■ Stored items
+++

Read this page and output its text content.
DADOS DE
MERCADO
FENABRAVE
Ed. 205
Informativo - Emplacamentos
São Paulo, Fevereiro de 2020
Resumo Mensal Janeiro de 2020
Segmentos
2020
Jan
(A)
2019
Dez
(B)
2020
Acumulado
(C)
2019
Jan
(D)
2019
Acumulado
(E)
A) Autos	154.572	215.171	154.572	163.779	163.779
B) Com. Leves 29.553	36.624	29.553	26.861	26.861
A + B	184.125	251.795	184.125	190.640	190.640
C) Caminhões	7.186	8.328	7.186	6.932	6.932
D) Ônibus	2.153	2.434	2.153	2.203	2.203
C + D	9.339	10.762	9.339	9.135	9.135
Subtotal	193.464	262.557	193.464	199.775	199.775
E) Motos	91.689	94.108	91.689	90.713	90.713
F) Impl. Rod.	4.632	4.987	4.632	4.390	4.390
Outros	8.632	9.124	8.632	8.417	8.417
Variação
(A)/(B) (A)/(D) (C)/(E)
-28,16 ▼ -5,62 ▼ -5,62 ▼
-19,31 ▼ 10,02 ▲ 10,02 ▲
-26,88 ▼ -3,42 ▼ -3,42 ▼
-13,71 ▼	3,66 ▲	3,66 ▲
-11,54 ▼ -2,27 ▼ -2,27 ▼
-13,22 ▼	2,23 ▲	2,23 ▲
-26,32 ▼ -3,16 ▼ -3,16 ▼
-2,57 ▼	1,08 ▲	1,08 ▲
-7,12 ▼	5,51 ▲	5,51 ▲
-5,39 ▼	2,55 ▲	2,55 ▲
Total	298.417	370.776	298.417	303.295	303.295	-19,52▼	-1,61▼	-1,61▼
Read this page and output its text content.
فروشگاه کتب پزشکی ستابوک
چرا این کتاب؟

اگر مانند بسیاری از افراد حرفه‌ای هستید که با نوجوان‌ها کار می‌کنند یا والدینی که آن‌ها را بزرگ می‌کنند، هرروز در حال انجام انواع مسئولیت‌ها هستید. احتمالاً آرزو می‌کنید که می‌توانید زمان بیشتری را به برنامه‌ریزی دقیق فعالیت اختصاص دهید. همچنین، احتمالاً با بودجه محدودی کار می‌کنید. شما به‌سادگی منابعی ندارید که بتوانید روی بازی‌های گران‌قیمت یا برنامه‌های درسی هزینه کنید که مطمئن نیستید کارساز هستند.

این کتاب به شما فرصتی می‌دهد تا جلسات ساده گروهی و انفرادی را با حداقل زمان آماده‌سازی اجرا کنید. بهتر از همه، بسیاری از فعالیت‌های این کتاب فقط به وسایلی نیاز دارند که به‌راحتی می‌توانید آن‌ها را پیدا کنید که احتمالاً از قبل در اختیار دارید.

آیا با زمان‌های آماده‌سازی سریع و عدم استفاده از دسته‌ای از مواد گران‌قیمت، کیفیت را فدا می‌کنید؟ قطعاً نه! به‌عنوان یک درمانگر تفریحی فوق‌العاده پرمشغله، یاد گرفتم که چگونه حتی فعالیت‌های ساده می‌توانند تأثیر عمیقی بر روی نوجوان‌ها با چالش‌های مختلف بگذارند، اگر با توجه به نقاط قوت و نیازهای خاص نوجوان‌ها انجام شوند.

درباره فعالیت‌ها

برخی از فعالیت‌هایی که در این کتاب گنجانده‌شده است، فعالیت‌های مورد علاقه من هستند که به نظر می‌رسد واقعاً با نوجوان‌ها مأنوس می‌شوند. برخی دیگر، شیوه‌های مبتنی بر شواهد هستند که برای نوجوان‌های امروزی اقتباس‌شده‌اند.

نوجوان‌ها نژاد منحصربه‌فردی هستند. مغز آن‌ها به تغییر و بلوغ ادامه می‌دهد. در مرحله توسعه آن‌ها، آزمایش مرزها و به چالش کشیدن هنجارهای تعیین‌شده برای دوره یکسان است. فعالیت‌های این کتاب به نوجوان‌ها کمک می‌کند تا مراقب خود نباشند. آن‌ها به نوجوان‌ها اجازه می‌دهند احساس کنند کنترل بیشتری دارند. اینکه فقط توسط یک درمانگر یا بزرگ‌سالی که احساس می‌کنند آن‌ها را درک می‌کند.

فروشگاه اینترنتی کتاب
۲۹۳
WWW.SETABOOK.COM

+++

■ Task prompt
Review the material and copy each line in which the word "فروشگاه" appears.

■ Solution below
فروشگاه کتب پزشکی ستابوک
فروشگاه اینترنتی کتاب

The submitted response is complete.